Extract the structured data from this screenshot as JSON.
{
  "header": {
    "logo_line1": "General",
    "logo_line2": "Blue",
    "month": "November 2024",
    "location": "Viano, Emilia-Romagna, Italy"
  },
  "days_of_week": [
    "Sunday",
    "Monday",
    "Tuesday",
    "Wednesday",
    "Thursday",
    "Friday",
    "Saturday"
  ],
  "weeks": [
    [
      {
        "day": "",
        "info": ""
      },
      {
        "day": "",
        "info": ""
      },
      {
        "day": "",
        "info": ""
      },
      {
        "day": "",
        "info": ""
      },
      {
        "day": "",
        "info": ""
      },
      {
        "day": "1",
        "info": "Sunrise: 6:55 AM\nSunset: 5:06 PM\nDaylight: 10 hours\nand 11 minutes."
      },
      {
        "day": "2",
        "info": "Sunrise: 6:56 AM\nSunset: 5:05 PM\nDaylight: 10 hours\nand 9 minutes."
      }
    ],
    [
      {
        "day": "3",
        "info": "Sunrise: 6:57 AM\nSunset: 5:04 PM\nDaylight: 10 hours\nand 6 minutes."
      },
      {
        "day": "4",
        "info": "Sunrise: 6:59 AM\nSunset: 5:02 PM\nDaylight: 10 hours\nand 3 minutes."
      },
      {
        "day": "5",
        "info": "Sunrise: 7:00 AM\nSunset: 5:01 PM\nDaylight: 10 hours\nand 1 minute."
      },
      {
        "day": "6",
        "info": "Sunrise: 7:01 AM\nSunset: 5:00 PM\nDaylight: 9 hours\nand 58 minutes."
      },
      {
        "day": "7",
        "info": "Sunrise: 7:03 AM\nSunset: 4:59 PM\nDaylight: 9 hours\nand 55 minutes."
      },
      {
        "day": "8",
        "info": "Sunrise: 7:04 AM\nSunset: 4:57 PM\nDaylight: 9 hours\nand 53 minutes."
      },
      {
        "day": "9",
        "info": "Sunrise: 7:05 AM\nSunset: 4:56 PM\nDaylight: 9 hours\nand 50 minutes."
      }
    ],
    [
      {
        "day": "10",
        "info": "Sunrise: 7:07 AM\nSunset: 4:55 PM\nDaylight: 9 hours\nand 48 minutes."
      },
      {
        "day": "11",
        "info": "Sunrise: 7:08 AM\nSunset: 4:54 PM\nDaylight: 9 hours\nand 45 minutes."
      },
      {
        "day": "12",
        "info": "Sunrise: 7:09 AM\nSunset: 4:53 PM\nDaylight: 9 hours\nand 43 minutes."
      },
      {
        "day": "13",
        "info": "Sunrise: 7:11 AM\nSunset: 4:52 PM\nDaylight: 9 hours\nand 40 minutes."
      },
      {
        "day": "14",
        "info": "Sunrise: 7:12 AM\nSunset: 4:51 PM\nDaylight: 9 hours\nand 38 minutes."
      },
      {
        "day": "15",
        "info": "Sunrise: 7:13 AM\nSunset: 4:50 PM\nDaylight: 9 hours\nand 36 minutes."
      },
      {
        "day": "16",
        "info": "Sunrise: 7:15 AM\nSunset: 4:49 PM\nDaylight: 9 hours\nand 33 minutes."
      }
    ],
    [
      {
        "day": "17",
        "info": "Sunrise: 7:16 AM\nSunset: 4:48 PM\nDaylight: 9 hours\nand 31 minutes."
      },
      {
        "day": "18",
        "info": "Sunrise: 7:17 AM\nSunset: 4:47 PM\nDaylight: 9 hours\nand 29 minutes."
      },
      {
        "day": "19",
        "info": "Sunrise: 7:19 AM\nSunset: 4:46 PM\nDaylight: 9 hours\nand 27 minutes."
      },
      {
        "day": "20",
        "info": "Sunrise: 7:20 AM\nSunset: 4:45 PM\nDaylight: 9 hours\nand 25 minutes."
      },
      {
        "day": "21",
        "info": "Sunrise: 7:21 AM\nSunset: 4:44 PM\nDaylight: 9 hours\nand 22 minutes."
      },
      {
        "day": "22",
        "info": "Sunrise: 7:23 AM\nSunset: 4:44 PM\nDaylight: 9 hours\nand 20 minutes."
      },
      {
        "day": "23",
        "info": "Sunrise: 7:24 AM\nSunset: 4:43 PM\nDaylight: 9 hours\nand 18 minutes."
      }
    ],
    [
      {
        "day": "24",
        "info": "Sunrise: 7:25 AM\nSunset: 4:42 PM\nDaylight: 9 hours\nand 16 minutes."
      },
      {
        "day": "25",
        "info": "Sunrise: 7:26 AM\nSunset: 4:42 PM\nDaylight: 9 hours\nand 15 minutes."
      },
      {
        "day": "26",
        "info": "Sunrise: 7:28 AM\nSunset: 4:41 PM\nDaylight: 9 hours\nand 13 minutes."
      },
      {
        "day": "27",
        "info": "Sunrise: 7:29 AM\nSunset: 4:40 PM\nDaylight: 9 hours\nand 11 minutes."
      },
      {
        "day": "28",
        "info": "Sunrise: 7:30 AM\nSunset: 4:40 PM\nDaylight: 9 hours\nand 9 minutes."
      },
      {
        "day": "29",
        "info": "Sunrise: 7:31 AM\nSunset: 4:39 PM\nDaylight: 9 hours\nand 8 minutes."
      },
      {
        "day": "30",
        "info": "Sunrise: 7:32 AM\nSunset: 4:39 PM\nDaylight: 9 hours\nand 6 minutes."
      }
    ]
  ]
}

————

◆ Goal of the exercise
Each record should come back exactly as written.

◆ Task output
Extract the structured data from this screenshot as JSON.
{
  "header": {
    "logo_line1": "General",
    "logo_line2": "Blue",
    "month": "November 2024",
    "location": "Viano, Emilia-Romagna, Italy"
  },
  "days_of_week": [
    "Sunday",
    "Monday",
    "Tuesday",
    "Wednesday",
    "Thursday",
    "Friday",
    "Saturday"
  ],
  "weeks": [
    [
      {
        "day": "",
        "info": ""
      },
      {
        "day": "",
        "info": ""
      },
      {
        "day": "",
        "info": ""
      },
      {
        "day": "",
        "info": ""
      },
      {
        "day": "",
        "info": ""
      },
      {
        "day": "1",
        "info": "Sunrise: 6:55 AM\nSunset: 5:06 PM\nDaylight: 10 hours\nand 11 minutes."
      },
      {
        "day": "2",
        "info": "Sunrise: 6:56 AM\nSunset: 5:05 PM\nDaylight: 10 hours\nand 9 minutes."
      }
    ],
    [
      {
        "day": "3",
        "info": "Sunrise: 6:57 AM\nSunset: 5:04 PM\nDaylight: 10 hours\nand 6 minutes."
      },
      {
        "day": "4",
        "info": "Sunrise: 6:59 AM\nSunset: 5:02 PM\nDaylight: 10 hours\nand 3 minutes."
      },
      {
        "day": "5",
        "info": "Sunrise: 7:00 AM\nSunset: 5:01 PM\nDaylight: 10 hours\nand 1 minute."
      },
      {
        "day": "6",
        "info": "Sunrise: 7:01 AM\nSunset: 5:00 PM\nDaylight: 9 hours\nand 58 minutes."
      },
      {
        "day": "7",
        "info": "Sunrise: 7:03 AM\nSunset: 4:59 PM\nDaylight: 9 hours\nand 55 minutes."
      },
      {
        "day": "8",
        "info": "Sunrise: 7:04 AM\nSunset: 4:57 PM\nDaylight: 9 hours\nand 53 minutes."
      },
      {
        "day": "9",
        "info": "Sunrise: 7:05 AM\nSunset: 4:56 PM\nDaylight: 9 hours\nand 50 minutes."
      }
    ],
    [
      {
        "day": "10",
        "info": "Sunrise: 7:07 AM\nSunset: 4:55 PM\nDaylight: 9 hours\nand 48 minutes."
      },
      {
        "day": "11",
        "info": "Sunrise: 7:08 AM\nSunset: 4:54 PM\nDaylight: 9 hours\nand 45 minutes."
      },
      {
        "day": "12",
        "info": "Sunrise: 7:09 AM\nSunset: 4:53 PM\nDaylight: 9 hours\nand 43 minutes."
      },
      {
        "day": "13",
        "info": "Sunrise: 7:11 AM\nSunset: 4:52 PM\nDaylight: 9 hours\nand 40 minutes."
      },
      {
        "day": "14",
        "info": "Sunrise: 7:12 AM\nSunset: 4:51 PM\nDaylight: 9 hours\nand 38 minutes."
      },
      {
        "day": "15",
        "info": "Sunrise: 7:13 AM\nSunset: 4:50 PM\nDaylight: 9 hours\nand 36 minutes."
      },
      {
        "day": "16",
        "info": "Sunrise: 7:15 AM\nSunset: 4:49 PM\nDaylight: 9 hours\nand 33 minutes."
      }
    ],
    [
      {
        "day": "17",
        "info": "Sunrise: 7:16 AM\nSunset: 4:48 PM\nDaylight: 9 hours\nand 31 minutes."
      },
      {
        "day": "18",
        "info": "Sunrise: 7:17 AM\nSunset: 4:47 PM\nDaylight: 9 hours\nand 29 minutes."
      },
      {
        "day": "19",
        "info": "Sunrise: 7:19 AM\nSunset: 4:46 PM\nDaylight: 9 hours\nand 27 minutes."
      },
      {
        "day": "20",
        "info": "Sunrise: 7:20 AM\nSunset: 4:45 PM\nDaylight: 9 hours\nand 25 minutes."
      },
      {
        "day": "21",
        "info": "Sunrise: 7:21 AM\nSunset: 4:44 PM\nDaylight: 9 hours\nand 22 minutes."
      },
      {
        "day": "22",
        "info": "Sunrise: 7:23 AM\nSunset: 4:44 PM\nDaylight: 9 hours\nand 20 minutes."
      },
      {
        "day": "23",
        "info": "Sunrise: 7:24 AM\nSunset: 4:43 PM\nDaylight: 9 hours\nand 18 minutes."
      }
    ],
    [
      {
        "day": "24",
        "info": "Sunrise: 7:25 AM\nSunset: 4:42 PM\nDaylight: 9 hours\nand 16 minutes."
      },
      {
        "day": "25",
        "info": "Sunrise: 7:26 AM\nSunset: 4:42 PM\nDaylight: 9 hours\nand 15 minutes."
      },
      {
        "day": "26",
        "info": "Sunrise: 7:28 AM\nSunset: 4:41 PM\nDaylight: 9 hours\nand 13 minutes."
      },
      {
        "day": "27",
        "info": "Sunrise: 7:29 AM\nSunset: 4:40 PM\nDaylight: 9 hours\nand 11 minutes."
      },
      {
        "day": "28",
        "info": "Sunrise: 7:30 AM\nSunset: 4:40 PM\nDaylight: 9 hours\nand 9 minutes."
      },
      {
        "day": "29",
        "info": "Sunrise: 7:31 AM\nSunset: 4:39 PM\nDaylight: 9 hours\nand 8 minutes."
      },
      {
        "day": "30",
        "info": "Sunrise: 7:32 AM\nSunset: 4:39 PM\nDaylight: 9 hours\nand 6 minutes."
      }
    ]
  ]
}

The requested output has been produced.